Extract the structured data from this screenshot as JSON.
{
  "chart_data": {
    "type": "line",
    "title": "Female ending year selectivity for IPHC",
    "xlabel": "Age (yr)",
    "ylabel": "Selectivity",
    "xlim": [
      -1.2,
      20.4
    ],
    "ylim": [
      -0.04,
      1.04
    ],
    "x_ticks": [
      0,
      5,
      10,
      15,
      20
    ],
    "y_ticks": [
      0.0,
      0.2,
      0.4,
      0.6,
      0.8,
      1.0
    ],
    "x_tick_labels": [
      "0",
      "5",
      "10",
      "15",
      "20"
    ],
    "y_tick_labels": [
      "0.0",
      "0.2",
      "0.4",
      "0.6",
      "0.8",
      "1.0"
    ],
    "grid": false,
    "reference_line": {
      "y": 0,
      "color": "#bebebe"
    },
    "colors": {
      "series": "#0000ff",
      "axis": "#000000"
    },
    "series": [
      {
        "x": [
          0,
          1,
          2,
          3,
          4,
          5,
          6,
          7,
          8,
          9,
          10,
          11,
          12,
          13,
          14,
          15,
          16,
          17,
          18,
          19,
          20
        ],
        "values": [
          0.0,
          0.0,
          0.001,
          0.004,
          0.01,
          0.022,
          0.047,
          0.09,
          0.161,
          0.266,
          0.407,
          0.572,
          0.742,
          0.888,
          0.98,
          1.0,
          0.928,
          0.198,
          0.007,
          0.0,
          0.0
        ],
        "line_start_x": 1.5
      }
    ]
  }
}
------------------------
Task statement - Copy out all the entries shown above, character for character.

Solution for this exercise -
Extract the structured data from this screenshot as JSON.
{
  "chart_data": {
    "type": "line",
    "title": "Female ending year selectivity for IPHC",
    "xlabel": "Age (yr)",
    "ylabel": "Selectivity",
    "xlim": [
      -1.2,
      20.4
    ],
    "ylim": [
      -0.04,
      1.04
    ],
    "x_ticks": [
      0,
      5,
      10,
      15,
      20
    ],
    "y_ticks": [
      0.0,
      0.2,
      0.4,
      0.6,
      0.8,
      1.0
    ],
    "x_tick_labels": [
      "0",
      "5",
      "10",
      "15",
      "20"
    ],
    "y_tick_labels": [
      "0.0",
      "0.2",
      "0.4",
      "0.6",
      "0.8",
      "1.0"
    ],
    "grid": false,
    "reference_line": {
      "y": 0,
      "color": "#bebebe"
    },
    "colors": {
      "series": "#0000ff",
      "axis": "#000000"
    },
    "series": [
      {
        "x": [
          0,
          1,
          2,
          3,
          4,
          5,
          6,
          7,
          8,
          9,
          10,
          11,
          12,
          13,
          14,
          15,
          16,
          17,
          18,
          19,
          20
        ],
        "values": [
          0.0,
          0.0,
          0.001,
          0.004,
          0.01,
          0.022,
          0.047,
          0.09,
          0.161,
          0.266,
          0.407,
          0.572,
          0.742,
          0.888,
          0.98,
          1.0,
          0.928,
          0.198,
          0.007,
          0.0,
          0.0
        ],
        "line_start_x": 1.5
      }
    ]
  }
}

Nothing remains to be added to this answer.